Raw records
==*==
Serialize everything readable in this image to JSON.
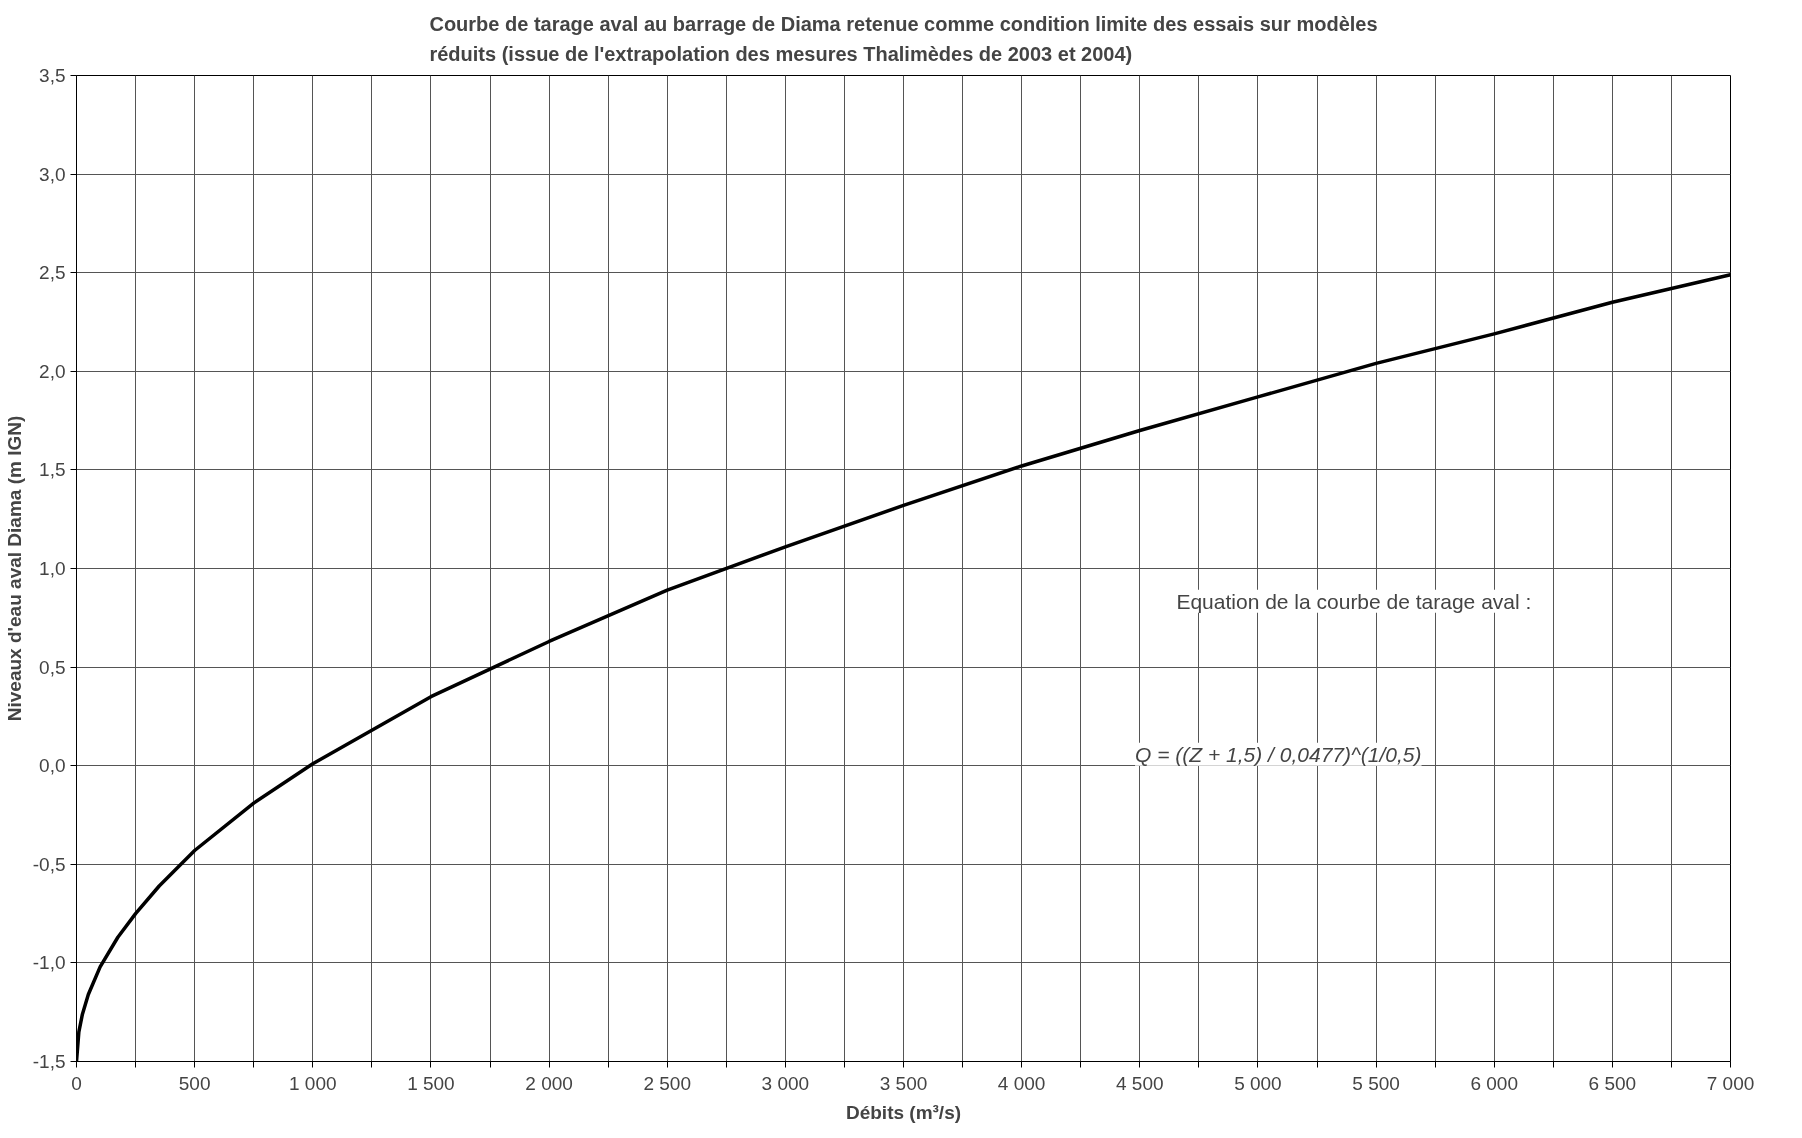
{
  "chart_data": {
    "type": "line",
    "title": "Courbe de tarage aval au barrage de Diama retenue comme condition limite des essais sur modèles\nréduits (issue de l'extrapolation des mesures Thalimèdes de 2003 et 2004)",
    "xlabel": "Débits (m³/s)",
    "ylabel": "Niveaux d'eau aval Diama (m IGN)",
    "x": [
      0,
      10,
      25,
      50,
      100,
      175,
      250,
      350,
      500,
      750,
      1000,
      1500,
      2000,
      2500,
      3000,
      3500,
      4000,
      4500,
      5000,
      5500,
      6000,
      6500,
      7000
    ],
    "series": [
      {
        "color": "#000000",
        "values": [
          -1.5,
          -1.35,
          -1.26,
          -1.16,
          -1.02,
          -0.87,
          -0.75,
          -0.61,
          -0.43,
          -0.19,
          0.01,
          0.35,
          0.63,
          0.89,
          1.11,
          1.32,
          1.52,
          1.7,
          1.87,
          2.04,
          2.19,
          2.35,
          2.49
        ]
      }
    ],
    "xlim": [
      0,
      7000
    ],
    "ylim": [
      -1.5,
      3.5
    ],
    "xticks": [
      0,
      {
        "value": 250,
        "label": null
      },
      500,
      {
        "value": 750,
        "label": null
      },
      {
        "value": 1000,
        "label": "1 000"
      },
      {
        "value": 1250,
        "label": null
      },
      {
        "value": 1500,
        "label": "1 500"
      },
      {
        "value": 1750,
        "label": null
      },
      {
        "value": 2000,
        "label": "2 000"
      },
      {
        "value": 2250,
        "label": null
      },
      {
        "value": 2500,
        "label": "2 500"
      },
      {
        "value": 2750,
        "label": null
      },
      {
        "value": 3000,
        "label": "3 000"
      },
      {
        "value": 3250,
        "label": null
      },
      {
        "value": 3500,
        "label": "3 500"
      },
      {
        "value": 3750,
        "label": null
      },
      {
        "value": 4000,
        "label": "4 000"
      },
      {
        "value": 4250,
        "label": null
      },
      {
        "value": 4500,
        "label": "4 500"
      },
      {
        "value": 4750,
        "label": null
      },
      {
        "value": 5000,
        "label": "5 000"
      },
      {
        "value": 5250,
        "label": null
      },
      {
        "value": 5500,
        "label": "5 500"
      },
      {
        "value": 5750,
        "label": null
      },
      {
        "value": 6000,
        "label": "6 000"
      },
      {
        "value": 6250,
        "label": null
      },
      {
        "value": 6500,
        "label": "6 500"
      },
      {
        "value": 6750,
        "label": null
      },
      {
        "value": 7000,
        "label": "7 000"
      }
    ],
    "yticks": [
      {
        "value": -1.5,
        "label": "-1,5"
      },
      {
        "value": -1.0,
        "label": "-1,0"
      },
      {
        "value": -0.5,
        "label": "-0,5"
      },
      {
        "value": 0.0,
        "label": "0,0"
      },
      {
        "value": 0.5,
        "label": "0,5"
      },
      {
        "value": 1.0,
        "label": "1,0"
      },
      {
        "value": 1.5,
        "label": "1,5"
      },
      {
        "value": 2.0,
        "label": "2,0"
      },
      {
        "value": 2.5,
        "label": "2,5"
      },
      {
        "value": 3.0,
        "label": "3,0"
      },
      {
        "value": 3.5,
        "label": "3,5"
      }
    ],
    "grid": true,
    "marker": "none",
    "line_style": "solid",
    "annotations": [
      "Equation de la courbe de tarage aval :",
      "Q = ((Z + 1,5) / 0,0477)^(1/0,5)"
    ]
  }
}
==*==
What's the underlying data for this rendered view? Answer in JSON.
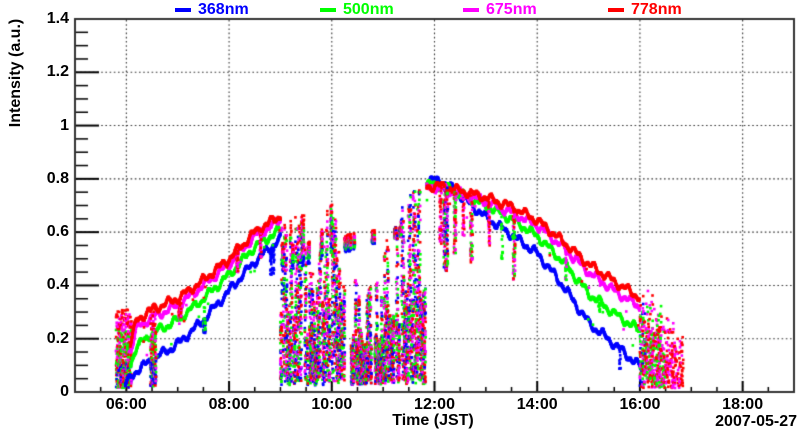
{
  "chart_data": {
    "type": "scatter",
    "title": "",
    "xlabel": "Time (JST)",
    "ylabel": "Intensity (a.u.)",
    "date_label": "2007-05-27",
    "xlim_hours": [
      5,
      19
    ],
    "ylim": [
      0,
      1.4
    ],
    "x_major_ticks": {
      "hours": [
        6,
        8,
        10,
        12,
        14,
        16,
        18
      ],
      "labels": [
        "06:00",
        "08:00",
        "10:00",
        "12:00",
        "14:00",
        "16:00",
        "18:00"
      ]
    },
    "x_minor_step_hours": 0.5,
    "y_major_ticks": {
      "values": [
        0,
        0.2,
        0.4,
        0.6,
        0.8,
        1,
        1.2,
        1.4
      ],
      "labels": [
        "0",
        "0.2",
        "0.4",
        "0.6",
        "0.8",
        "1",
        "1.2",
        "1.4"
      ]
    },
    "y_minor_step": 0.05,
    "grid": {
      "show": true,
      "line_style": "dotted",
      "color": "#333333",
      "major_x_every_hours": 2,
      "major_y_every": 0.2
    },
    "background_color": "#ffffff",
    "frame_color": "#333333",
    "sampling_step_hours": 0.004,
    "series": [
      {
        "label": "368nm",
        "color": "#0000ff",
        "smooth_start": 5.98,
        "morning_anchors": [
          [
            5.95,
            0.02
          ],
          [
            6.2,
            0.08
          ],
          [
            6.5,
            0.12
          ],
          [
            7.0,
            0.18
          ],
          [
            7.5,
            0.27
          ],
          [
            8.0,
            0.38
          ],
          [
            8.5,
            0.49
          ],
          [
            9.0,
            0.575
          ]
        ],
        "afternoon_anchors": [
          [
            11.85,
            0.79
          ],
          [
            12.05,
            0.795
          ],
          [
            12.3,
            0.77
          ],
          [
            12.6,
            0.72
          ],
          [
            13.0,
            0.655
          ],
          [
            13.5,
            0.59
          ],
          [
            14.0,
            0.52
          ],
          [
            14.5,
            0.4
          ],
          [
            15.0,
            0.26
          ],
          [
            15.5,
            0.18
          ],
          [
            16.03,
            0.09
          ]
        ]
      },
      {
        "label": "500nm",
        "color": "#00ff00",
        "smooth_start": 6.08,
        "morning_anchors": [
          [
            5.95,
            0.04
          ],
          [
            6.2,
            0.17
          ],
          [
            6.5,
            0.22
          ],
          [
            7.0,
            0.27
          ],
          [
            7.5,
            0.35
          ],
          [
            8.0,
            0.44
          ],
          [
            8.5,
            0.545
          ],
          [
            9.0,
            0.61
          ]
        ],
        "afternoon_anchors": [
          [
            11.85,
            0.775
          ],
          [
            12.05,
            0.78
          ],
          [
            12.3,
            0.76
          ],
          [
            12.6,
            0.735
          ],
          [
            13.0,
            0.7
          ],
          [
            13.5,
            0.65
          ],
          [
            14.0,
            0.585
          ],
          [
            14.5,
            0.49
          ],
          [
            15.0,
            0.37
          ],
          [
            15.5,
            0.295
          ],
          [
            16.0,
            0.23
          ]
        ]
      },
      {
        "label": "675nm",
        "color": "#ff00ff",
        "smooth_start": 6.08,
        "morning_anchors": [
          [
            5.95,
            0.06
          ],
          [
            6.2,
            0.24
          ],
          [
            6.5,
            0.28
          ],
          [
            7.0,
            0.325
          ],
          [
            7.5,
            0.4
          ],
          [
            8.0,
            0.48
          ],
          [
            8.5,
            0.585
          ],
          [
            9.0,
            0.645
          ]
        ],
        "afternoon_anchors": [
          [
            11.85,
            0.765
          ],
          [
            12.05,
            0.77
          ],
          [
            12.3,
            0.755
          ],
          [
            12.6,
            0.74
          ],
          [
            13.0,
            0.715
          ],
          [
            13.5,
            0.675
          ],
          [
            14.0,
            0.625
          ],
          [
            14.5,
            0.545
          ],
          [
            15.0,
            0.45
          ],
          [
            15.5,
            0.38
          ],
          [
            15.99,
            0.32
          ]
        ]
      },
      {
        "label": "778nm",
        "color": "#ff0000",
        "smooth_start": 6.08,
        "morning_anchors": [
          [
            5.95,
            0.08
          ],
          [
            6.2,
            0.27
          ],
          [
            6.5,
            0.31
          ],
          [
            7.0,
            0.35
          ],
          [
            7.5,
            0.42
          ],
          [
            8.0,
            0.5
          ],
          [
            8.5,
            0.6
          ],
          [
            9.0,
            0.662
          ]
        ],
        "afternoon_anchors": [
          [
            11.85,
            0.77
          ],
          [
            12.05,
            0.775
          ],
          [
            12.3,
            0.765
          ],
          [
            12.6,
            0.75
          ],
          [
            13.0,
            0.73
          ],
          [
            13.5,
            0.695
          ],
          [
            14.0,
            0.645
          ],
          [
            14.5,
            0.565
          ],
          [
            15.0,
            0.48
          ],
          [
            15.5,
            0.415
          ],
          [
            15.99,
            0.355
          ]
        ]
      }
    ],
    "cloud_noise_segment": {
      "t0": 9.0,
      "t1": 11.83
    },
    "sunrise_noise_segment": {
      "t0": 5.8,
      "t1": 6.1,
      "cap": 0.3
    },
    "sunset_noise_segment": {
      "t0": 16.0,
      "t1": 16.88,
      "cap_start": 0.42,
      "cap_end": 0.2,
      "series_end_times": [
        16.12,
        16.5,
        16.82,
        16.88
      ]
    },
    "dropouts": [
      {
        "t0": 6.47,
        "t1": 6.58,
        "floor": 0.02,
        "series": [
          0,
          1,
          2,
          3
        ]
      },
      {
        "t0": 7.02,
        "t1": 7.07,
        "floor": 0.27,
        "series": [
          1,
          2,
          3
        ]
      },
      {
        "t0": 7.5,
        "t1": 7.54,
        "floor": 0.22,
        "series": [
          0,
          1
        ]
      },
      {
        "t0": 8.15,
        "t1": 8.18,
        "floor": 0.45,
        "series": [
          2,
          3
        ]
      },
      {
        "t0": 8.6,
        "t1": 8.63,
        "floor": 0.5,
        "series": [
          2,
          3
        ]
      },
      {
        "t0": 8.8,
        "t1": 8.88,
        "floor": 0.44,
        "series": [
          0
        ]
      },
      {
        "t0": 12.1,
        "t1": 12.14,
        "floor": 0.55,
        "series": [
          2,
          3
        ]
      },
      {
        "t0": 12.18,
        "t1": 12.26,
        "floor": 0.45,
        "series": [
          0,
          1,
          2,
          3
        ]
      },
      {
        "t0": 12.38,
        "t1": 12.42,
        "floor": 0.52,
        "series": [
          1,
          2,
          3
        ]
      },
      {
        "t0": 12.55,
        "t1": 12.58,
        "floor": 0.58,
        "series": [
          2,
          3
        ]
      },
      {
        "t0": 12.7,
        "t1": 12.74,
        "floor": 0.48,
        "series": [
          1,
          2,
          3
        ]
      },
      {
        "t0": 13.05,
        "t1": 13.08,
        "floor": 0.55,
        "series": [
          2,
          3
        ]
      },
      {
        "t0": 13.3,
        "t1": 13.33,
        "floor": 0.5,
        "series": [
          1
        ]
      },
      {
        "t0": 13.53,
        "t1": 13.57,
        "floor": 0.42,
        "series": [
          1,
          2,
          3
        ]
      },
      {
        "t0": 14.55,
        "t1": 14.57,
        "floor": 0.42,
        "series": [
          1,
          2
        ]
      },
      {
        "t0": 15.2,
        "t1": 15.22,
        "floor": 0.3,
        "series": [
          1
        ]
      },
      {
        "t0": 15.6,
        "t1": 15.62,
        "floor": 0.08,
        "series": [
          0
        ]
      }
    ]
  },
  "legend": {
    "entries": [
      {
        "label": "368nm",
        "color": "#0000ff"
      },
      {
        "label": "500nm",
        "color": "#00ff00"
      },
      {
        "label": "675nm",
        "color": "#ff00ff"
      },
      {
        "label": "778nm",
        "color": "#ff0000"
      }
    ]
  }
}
==*==
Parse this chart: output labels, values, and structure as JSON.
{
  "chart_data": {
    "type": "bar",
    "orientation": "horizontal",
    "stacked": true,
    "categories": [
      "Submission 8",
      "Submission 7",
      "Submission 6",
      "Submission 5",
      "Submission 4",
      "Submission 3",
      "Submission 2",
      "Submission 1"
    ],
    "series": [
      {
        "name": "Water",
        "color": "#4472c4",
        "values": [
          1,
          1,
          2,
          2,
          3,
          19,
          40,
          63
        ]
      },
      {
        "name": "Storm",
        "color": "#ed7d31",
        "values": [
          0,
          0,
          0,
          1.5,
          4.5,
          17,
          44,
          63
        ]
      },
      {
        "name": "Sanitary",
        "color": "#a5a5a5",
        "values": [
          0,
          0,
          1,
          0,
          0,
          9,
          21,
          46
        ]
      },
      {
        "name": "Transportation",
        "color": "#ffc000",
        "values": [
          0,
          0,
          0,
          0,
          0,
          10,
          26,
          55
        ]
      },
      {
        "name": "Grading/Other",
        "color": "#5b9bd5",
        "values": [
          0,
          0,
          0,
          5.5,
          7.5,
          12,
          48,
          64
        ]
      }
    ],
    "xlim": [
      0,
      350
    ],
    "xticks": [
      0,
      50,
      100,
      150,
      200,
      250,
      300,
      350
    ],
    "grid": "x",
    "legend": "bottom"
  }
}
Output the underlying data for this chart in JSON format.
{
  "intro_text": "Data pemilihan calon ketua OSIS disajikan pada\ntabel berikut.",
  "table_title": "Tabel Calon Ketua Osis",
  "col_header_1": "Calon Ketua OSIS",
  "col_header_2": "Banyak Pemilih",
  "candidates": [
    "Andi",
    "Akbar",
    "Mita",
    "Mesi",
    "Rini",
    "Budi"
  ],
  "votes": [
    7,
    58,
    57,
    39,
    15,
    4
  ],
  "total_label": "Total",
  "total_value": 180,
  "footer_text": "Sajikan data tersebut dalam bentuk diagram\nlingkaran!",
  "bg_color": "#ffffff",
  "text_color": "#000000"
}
==*==
[What the task asks] Your answer should be only the number of lines that hold the word "name".

[Result] 5